Some records:

_ _ _ _

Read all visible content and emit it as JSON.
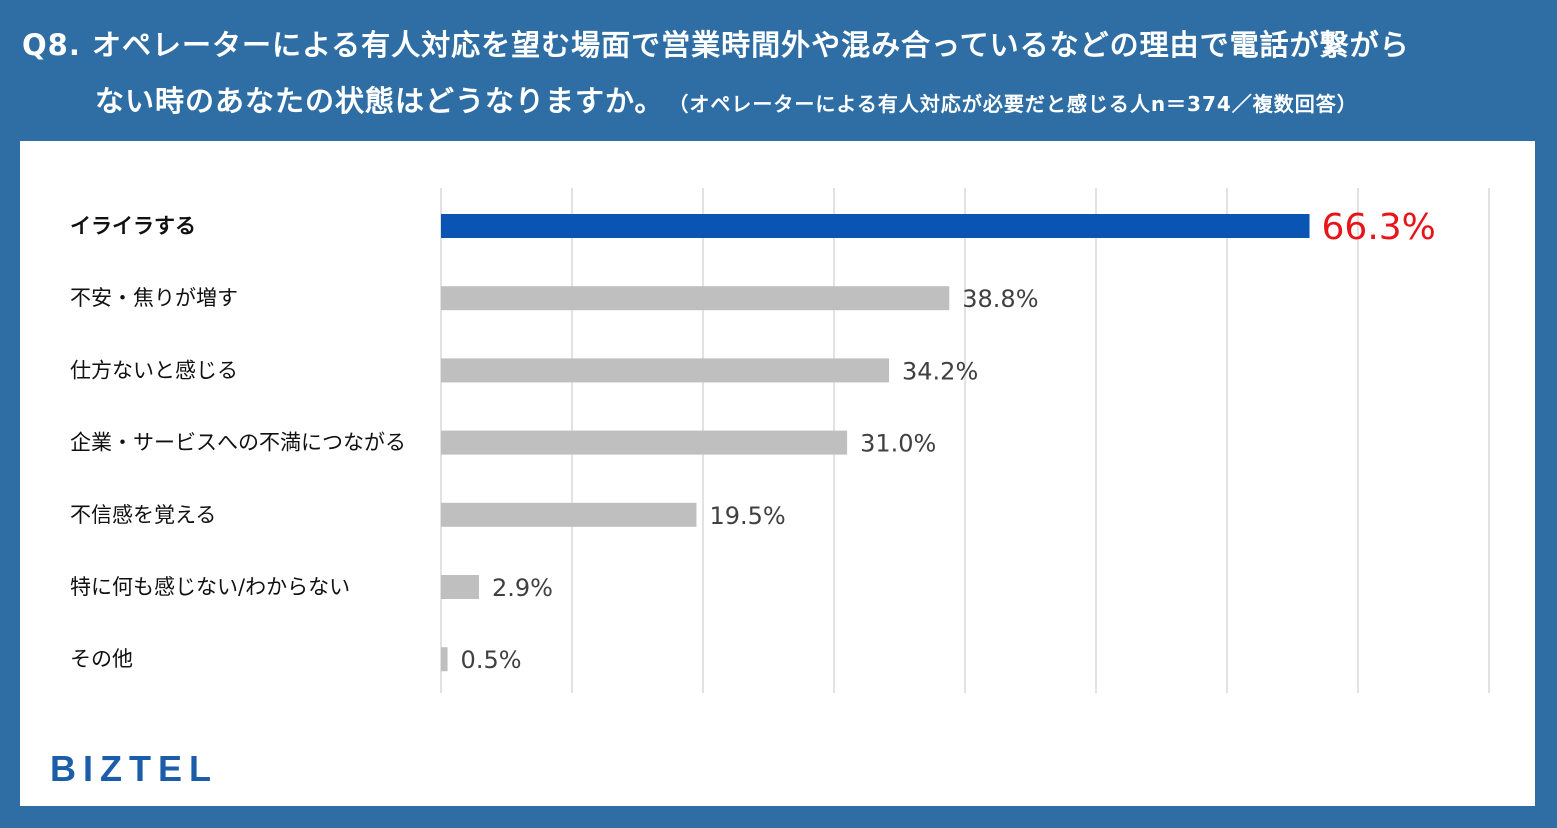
{
  "header": {
    "line1": "Q8. オペレーターによる有人対応を望む場面で営業時間外や混み合っているなどの理由で電話が繋がら",
    "line2": "ない時のあなたの状態はどうなりますか。",
    "note": "（オペレーターによる有人対応が必要だと感じる人n＝374／複数回答）"
  },
  "logo": "BIZTEL",
  "colors": {
    "background": "#2e6ea4",
    "highlight_bar": "#0a55b3",
    "default_bar": "#bfbfbf",
    "highlight_value": "#e8141a",
    "logo": "#1b5da8"
  },
  "chart_data": {
    "type": "bar",
    "orientation": "horizontal",
    "categories": [
      "イライラする",
      "不安・焦りが増す",
      "仕方ないと感じる",
      "企業・サービスへの不満につながる",
      "不信感を覚える",
      "特に何も感じない/わからない",
      "その他"
    ],
    "values": [
      66.3,
      38.8,
      34.2,
      31.0,
      19.5,
      2.9,
      0.5
    ],
    "value_labels": [
      "66.3%",
      "38.8%",
      "34.2%",
      "31.0%",
      "19.5%",
      "2.9%",
      "0.5%"
    ],
    "highlight_index": 0,
    "xlim": [
      0,
      80
    ],
    "grid": true,
    "unit": "%"
  }
}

_ _ _ _

What the exercise asks — The data above needs to be retyped exactly, with the images left out.

Output —
Read all visible content and emit it as JSON.
{
  "header": {
    "line1": "Q8. オペレーターによる有人対応を望む場面で営業時間外や混み合っているなどの理由で電話が繋がら",
    "line2": "ない時のあなたの状態はどうなりますか。",
    "note": "（オペレーターによる有人対応が必要だと感じる人n＝374／複数回答）"
  },
  "logo": "BIZTEL",
  "colors": {
    "background": "#2e6ea4",
    "highlight_bar": "#0a55b3",
    "default_bar": "#bfbfbf",
    "highlight_value": "#e8141a",
    "logo": "#1b5da8"
  },
  "chart_data": {
    "type": "bar",
    "orientation": "horizontal",
    "categories": [
      "イライラする",
      "不安・焦りが増す",
      "仕方ないと感じる",
      "企業・サービスへの不満につながる",
      "不信感を覚える",
      "特に何も感じない/わからない",
      "その他"
    ],
    "values": [
      66.3,
      38.8,
      34.2,
      31.0,
      19.5,
      2.9,
      0.5
    ],
    "value_labels": [
      "66.3%",
      "38.8%",
      "34.2%",
      "31.0%",
      "19.5%",
      "2.9%",
      "0.5%"
    ],
    "highlight_index": 0,
    "xlim": [
      0,
      80
    ],
    "grid": true,
    "unit": "%"
  }
}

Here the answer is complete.